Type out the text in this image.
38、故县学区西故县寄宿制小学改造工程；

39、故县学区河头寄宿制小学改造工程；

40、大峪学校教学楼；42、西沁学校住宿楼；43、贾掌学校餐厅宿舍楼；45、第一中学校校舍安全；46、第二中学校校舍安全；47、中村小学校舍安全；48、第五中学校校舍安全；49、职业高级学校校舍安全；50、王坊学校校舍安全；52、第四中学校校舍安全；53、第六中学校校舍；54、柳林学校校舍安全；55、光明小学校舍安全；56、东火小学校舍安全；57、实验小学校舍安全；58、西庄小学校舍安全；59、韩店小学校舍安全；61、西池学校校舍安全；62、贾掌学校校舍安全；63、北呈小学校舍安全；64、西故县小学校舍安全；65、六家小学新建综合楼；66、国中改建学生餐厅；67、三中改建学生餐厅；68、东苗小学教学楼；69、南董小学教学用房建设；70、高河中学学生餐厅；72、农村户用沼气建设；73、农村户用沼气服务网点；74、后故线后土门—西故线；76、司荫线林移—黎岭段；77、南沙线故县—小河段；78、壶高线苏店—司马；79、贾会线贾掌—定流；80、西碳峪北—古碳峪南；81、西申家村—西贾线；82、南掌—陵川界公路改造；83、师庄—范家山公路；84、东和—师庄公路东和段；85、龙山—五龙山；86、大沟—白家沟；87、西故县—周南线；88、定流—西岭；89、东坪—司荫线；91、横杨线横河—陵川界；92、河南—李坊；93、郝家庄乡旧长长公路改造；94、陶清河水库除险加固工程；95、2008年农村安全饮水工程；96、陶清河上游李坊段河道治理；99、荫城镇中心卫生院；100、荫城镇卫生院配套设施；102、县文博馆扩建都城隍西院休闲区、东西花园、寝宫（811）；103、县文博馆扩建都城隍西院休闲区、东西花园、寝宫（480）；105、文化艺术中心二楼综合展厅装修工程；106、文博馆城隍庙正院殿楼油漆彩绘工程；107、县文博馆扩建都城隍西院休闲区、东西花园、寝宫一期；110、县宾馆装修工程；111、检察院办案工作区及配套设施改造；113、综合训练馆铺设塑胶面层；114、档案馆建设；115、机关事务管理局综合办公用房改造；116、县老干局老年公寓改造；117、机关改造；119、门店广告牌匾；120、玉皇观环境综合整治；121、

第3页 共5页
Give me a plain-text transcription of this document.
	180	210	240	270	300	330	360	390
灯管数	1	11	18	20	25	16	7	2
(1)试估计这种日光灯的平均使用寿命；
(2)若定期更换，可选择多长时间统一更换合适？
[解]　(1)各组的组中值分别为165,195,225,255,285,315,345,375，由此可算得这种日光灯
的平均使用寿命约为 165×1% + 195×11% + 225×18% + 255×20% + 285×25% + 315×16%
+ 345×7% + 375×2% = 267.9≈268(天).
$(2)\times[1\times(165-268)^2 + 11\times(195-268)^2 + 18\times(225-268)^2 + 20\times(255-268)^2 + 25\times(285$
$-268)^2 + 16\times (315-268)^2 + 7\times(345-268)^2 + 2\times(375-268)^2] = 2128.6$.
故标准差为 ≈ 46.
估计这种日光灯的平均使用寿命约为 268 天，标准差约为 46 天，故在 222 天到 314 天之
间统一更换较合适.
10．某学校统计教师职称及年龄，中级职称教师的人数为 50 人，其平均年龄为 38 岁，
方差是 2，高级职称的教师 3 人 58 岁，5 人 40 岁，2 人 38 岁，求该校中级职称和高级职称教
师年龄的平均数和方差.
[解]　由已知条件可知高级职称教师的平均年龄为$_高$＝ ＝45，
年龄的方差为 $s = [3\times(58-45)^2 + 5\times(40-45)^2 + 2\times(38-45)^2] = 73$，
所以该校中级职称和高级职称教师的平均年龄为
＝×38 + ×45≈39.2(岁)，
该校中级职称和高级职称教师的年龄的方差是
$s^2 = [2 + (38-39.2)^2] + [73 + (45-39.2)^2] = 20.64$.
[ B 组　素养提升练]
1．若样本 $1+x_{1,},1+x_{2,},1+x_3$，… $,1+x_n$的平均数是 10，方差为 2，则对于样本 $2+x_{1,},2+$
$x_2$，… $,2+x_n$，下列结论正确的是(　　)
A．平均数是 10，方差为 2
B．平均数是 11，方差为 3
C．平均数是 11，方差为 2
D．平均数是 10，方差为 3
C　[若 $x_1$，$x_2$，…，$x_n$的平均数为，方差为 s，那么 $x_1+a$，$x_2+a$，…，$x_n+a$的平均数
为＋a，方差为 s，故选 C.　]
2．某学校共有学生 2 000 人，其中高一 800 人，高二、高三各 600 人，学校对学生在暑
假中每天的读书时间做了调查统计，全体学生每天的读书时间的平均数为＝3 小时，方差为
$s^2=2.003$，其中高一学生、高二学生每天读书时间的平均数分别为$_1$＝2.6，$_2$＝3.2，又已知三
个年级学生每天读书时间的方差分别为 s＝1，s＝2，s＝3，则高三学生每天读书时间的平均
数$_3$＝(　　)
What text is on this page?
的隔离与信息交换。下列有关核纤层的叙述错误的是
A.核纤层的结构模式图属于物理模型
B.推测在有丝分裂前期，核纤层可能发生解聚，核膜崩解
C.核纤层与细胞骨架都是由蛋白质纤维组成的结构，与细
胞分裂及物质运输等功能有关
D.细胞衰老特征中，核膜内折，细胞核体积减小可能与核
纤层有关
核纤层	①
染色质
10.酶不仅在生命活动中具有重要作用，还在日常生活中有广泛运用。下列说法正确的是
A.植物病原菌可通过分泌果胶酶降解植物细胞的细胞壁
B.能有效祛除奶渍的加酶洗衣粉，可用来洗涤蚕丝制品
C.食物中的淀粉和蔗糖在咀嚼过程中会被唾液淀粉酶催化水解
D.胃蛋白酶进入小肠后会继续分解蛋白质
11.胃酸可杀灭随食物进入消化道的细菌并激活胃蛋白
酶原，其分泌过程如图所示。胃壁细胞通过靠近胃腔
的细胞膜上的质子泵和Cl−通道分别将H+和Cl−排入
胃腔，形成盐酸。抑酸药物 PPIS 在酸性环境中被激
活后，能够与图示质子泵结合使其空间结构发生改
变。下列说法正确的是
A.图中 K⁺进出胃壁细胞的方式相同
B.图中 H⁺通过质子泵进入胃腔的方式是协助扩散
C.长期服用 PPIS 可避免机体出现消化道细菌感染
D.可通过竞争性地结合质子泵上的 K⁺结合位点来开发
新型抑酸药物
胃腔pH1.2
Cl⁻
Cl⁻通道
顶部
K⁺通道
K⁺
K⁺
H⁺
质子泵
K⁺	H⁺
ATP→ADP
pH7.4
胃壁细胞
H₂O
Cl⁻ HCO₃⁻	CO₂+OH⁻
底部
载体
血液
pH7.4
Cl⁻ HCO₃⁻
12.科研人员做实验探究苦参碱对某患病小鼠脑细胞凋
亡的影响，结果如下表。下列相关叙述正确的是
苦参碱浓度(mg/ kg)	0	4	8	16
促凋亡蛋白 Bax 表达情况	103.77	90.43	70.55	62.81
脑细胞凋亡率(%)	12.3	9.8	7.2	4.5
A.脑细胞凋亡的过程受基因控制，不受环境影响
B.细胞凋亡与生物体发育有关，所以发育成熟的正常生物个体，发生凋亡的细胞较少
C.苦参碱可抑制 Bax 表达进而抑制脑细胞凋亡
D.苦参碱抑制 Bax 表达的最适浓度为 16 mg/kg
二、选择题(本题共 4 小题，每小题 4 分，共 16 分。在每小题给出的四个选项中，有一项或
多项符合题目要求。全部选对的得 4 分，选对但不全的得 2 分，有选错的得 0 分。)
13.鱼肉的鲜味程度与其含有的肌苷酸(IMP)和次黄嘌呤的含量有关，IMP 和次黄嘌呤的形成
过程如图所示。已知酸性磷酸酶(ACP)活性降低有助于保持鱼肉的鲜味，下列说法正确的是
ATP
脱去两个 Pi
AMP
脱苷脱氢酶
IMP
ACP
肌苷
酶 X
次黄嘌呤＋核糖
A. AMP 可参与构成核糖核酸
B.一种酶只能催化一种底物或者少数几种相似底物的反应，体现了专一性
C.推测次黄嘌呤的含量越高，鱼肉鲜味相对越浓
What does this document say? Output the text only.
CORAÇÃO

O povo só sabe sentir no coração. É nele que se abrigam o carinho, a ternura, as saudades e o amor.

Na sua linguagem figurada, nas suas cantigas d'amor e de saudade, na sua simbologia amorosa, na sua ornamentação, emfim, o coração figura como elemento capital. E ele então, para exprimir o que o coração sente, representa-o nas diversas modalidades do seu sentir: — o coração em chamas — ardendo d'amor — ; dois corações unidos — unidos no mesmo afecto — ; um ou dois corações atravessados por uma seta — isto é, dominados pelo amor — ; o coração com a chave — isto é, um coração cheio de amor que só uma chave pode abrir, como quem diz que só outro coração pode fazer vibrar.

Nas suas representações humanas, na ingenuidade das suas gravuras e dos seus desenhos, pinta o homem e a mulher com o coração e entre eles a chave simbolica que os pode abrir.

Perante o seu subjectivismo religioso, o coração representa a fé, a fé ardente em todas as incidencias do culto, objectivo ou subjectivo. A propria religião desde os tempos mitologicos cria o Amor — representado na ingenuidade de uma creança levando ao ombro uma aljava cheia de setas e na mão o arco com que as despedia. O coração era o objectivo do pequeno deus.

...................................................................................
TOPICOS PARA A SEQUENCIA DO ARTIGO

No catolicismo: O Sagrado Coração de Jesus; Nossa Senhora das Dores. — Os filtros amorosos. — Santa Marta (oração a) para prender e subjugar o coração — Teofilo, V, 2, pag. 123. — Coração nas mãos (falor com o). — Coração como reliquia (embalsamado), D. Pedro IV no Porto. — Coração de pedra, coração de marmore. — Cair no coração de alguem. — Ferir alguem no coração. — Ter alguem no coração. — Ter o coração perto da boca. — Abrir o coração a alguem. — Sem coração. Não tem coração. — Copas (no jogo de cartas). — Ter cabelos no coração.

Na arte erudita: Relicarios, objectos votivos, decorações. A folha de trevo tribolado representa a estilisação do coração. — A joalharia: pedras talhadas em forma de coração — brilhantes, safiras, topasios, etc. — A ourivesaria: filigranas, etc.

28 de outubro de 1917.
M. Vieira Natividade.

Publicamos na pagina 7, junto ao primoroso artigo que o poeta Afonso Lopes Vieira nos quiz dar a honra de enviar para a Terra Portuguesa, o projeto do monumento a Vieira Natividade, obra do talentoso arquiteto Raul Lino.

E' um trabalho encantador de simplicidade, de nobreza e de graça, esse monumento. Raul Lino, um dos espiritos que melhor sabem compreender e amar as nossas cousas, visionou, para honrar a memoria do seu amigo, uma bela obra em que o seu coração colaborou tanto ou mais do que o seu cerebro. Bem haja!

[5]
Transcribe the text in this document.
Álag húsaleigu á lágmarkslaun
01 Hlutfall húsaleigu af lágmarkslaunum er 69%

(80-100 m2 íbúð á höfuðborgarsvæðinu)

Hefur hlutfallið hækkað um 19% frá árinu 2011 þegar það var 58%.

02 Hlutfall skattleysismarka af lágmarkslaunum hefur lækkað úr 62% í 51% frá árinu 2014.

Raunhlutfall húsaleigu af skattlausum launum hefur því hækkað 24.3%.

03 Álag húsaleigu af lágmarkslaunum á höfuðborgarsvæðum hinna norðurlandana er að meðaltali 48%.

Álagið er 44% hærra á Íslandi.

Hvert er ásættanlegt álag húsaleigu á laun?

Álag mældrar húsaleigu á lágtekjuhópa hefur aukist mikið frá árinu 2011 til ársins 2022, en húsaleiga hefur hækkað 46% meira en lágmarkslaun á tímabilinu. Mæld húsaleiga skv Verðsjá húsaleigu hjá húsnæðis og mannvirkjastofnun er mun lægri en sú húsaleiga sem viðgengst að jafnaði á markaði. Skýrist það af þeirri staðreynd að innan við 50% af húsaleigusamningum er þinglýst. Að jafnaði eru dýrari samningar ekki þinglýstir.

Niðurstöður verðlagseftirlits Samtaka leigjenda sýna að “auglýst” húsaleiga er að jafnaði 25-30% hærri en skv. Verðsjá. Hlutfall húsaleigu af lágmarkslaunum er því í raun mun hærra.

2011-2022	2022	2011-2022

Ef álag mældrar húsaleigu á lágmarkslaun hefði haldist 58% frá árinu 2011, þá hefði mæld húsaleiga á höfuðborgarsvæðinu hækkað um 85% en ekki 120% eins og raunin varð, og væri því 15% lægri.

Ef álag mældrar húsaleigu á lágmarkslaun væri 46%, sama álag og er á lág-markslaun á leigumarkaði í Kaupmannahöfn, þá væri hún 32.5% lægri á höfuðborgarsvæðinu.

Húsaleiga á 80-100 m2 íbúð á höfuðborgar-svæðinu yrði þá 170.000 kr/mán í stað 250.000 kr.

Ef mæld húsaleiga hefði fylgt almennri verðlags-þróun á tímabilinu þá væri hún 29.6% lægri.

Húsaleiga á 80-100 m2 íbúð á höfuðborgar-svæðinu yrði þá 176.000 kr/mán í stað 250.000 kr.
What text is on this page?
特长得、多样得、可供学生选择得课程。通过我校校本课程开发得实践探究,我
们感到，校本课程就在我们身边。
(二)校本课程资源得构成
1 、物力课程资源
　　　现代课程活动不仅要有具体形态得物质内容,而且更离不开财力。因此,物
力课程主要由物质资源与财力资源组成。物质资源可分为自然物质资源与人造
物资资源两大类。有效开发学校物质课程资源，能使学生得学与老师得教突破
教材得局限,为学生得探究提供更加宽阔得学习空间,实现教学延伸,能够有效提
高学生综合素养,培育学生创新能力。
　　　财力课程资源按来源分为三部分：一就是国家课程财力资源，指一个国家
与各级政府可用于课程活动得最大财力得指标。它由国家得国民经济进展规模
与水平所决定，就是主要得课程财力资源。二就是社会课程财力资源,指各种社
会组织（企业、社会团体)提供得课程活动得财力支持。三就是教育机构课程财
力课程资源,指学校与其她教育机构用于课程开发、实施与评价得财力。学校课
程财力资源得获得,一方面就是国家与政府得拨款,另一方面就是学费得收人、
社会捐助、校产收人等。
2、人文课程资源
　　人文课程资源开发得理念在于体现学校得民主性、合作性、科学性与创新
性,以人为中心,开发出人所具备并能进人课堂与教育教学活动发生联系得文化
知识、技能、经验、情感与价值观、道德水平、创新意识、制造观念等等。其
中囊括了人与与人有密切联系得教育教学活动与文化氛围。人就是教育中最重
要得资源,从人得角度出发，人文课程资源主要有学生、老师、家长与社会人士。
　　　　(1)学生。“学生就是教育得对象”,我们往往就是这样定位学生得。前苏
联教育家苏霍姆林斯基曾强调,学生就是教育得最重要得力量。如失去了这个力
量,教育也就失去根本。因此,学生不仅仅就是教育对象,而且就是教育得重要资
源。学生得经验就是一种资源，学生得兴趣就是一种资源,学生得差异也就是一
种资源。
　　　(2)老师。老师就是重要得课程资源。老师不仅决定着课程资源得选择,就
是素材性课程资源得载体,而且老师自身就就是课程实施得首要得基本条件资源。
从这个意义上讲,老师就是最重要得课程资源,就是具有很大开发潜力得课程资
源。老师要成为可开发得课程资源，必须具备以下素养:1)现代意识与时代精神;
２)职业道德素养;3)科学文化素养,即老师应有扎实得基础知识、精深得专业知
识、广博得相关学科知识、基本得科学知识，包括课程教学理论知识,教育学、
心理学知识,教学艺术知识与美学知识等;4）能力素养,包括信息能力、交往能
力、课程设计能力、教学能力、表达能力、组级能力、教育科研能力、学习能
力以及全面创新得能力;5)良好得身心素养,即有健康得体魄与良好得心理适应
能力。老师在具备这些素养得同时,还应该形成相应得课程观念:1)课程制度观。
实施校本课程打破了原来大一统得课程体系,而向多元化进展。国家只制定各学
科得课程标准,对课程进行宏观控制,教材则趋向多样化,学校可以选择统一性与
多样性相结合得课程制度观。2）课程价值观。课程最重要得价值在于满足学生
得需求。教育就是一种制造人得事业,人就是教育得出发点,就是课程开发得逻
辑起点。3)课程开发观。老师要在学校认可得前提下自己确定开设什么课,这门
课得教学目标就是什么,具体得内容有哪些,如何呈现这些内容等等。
===
→ **Task requirements**: Copy each line of the listing in which the word "suas" can be found.

→ **Written answer**:
Na sua linguagem figurada, nas suas cantigas d'amor e de saudade, na sua simbologia amorosa, na sua ornamentação, emfim, o coração figura como elemento capital. E ele então, para exprimir o que o coração sente, representa-o nas diversas modalidades do seu sentir: — o coração em chamas — ardendo d'amor — ; dois corações unidos — unidos no mesmo afecto — ; um ou dois corações atravessados por uma seta — isto é, dominados pelo amor — ; o coração com a chave — isto é, um coração cheio de amor que só uma chave pode abrir, como quem diz que só outro coração pode fazer vibrar.
Nas suas representações humanas, na ingenuidade das suas gravuras e dos seus desenhos, pinta o homem e a mulher com o coração e entre eles a chave simbolica que os pode abrir.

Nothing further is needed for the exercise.